>> begin Available records

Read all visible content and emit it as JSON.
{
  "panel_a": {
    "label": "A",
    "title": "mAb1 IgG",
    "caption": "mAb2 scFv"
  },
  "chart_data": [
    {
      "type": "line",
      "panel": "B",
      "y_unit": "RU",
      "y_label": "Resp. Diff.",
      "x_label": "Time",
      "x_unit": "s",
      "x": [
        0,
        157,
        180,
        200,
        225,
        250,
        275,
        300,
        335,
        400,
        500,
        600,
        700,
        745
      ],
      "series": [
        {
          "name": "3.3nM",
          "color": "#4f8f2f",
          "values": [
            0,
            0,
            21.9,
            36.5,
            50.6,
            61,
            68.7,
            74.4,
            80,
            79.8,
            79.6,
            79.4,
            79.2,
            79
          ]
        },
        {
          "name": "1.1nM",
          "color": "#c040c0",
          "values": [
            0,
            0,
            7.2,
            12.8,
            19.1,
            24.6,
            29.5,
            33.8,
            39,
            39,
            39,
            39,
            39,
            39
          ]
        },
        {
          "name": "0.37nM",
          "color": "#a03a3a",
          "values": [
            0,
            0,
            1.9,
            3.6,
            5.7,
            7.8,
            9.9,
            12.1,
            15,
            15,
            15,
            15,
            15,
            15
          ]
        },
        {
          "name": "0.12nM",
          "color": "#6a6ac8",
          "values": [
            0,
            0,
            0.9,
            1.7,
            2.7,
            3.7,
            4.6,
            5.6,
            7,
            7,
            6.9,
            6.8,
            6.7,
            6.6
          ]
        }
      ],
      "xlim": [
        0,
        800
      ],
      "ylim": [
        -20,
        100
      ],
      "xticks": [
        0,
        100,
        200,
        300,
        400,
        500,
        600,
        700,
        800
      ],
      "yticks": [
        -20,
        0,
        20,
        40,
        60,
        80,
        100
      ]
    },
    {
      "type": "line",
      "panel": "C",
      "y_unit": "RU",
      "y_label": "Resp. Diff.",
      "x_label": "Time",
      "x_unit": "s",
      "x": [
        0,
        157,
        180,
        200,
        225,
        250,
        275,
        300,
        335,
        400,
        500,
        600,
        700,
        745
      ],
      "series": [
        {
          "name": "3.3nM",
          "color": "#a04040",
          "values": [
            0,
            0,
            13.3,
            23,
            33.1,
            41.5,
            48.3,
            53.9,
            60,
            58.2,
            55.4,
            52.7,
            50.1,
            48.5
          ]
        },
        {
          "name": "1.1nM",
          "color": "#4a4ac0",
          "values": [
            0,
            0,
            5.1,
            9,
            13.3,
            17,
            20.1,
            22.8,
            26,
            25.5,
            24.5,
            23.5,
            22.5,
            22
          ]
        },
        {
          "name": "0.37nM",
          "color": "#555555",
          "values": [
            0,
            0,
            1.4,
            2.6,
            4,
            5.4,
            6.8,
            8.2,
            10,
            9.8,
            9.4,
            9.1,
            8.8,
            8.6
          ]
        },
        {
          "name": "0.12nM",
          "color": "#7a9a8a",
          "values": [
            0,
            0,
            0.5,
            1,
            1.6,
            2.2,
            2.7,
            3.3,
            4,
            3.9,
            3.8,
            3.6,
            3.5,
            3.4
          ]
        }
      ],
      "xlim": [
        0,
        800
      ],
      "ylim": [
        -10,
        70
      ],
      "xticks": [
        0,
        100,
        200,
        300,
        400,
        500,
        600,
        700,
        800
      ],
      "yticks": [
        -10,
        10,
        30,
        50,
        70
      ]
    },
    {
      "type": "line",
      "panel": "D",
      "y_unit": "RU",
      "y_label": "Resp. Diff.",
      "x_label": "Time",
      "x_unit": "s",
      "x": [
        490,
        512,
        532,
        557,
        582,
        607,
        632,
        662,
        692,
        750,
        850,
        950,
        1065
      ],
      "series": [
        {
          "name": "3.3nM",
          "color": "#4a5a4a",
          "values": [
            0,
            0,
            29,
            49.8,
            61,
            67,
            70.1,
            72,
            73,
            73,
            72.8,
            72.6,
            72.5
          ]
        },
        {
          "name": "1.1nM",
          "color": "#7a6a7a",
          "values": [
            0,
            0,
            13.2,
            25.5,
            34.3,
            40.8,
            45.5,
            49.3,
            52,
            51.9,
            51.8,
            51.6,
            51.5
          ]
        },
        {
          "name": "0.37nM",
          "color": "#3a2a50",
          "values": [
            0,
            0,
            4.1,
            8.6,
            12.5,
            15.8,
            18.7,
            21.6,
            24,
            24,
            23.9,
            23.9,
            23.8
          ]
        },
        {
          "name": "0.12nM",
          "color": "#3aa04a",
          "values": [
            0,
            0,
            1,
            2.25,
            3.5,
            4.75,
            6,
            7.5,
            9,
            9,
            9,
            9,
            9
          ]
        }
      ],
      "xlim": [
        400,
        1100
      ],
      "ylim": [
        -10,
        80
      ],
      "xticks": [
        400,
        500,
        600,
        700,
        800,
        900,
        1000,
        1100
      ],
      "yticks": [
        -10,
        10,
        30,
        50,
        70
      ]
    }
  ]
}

>> end Available records

**Requirement**
Reproduce each entry above exactly, keeping every word.

**Task response**
Read all visible content and emit it as JSON.
{
  "panel_a": {
    "label": "A",
    "title": "mAb1 IgG",
    "caption": "mAb2 scFv"
  },
  "chart_data": [
    {
      "type": "line",
      "panel": "B",
      "y_unit": "RU",
      "y_label": "Resp. Diff.",
      "x_label": "Time",
      "x_unit": "s",
      "x": [
        0,
        157,
        180,
        200,
        225,
        250,
        275,
        300,
        335,
        400,
        500,
        600,
        700,
        745
      ],
      "series": [
        {
          "name": "3.3nM",
          "color": "#4f8f2f",
          "values": [
            0,
            0,
            21.9,
            36.5,
            50.6,
            61,
            68.7,
            74.4,
            80,
            79.8,
            79.6,
            79.4,
            79.2,
            79
          ]
        },
        {
          "name": "1.1nM",
          "color": "#c040c0",
          "values": [
            0,
            0,
            7.2,
            12.8,
            19.1,
            24.6,
            29.5,
            33.8,
            39,
            39,
            39,
            39,
            39,
            39
          ]
        },
        {
          "name": "0.37nM",
          "color": "#a03a3a",
          "values": [
            0,
            0,
            1.9,
            3.6,
            5.7,
            7.8,
            9.9,
            12.1,
            15,
            15,
            15,
            15,
            15,
            15
          ]
        },
        {
          "name": "0.12nM",
          "color": "#6a6ac8",
          "values": [
            0,
            0,
            0.9,
            1.7,
            2.7,
            3.7,
            4.6,
            5.6,
            7,
            7,
            6.9,
            6.8,
            6.7,
            6.6
          ]
        }
      ],
      "xlim": [
        0,
        800
      ],
      "ylim": [
        -20,
        100
      ],
      "xticks": [
        0,
        100,
        200,
        300,
        400,
        500,
        600,
        700,
        800
      ],
      "yticks": [
        -20,
        0,
        20,
        40,
        60,
        80,
        100
      ]
    },
    {
      "type": "line",
      "panel": "C",
      "y_unit": "RU",
      "y_label": "Resp. Diff.",
      "x_label": "Time",
      "x_unit": "s",
      "x": [
        0,
        157,
        180,
        200,
        225,
        250,
        275,
        300,
        335,
        400,
        500,
        600,
        700,
        745
      ],
      "series": [
        {
          "name": "3.3nM",
          "color": "#a04040",
          "values": [
            0,
            0,
            13.3,
            23,
            33.1,
            41.5,
            48.3,
            53.9,
            60,
            58.2,
            55.4,
            52.7,
            50.1,
            48.5
          ]
        },
        {
          "name": "1.1nM",
          "color": "#4a4ac0",
          "values": [
            0,
            0,
            5.1,
            9,
            13.3,
            17,
            20.1,
            22.8,
            26,
            25.5,
            24.5,
            23.5,
            22.5,
            22
          ]
        },
        {
          "name": "0.37nM",
          "color": "#555555",
          "values": [
            0,
            0,
            1.4,
            2.6,
            4,
            5.4,
            6.8,
            8.2,
            10,
            9.8,
            9.4,
            9.1,
            8.8,
            8.6
          ]
        },
        {
          "name": "0.12nM",
          "color": "#7a9a8a",
          "values": [
            0,
            0,
            0.5,
            1,
            1.6,
            2.2,
            2.7,
            3.3,
            4,
            3.9,
            3.8,
            3.6,
            3.5,
            3.4
          ]
        }
      ],
      "xlim": [
        0,
        800
      ],
      "ylim": [
        -10,
        70
      ],
      "xticks": [
        0,
        100,
        200,
        300,
        400,
        500,
        600,
        700,
        800
      ],
      "yticks": [
        -10,
        10,
        30,
        50,
        70
      ]
    },
    {
      "type": "line",
      "panel": "D",
      "y_unit": "RU",
      "y_label": "Resp. Diff.",
      "x_label": "Time",
      "x_unit": "s",
      "x": [
        490,
        512,
        532,
        557,
        582,
        607,
        632,
        662,
        692,
        750,
        850,
        950,
        1065
      ],
      "series": [
        {
          "name": "3.3nM",
          "color": "#4a5a4a",
          "values": [
            0,
            0,
            29,
            49.8,
            61,
            67,
            70.1,
            72,
            73,
            73,
            72.8,
            72.6,
            72.5
          ]
        },
        {
          "name": "1.1nM",
          "color": "#7a6a7a",
          "values": [
            0,
            0,
            13.2,
            25.5,
            34.3,
            40.8,
            45.5,
            49.3,
            52,
            51.9,
            51.8,
            51.6,
            51.5
          ]
        },
        {
          "name": "0.37nM",
          "color": "#3a2a50",
          "values": [
            0,
            0,
            4.1,
            8.6,
            12.5,
            15.8,
            18.7,
            21.6,
            24,
            24,
            23.9,
            23.9,
            23.8
          ]
        },
        {
          "name": "0.12nM",
          "color": "#3aa04a",
          "values": [
            0,
            0,
            1,
            2.25,
            3.5,
            4.75,
            6,
            7.5,
            9,
            9,
            9,
            9,
            9
          ]
        }
      ],
      "xlim": [
        400,
        1100
      ],
      "ylim": [
        -10,
        80
      ],
      "xticks": [
        400,
        500,
        600,
        700,
        800,
        900,
        1000,
        1100
      ],
      "yticks": [
        -10,
        10,
        30,
        50,
        70
      ]
    }
  ]
}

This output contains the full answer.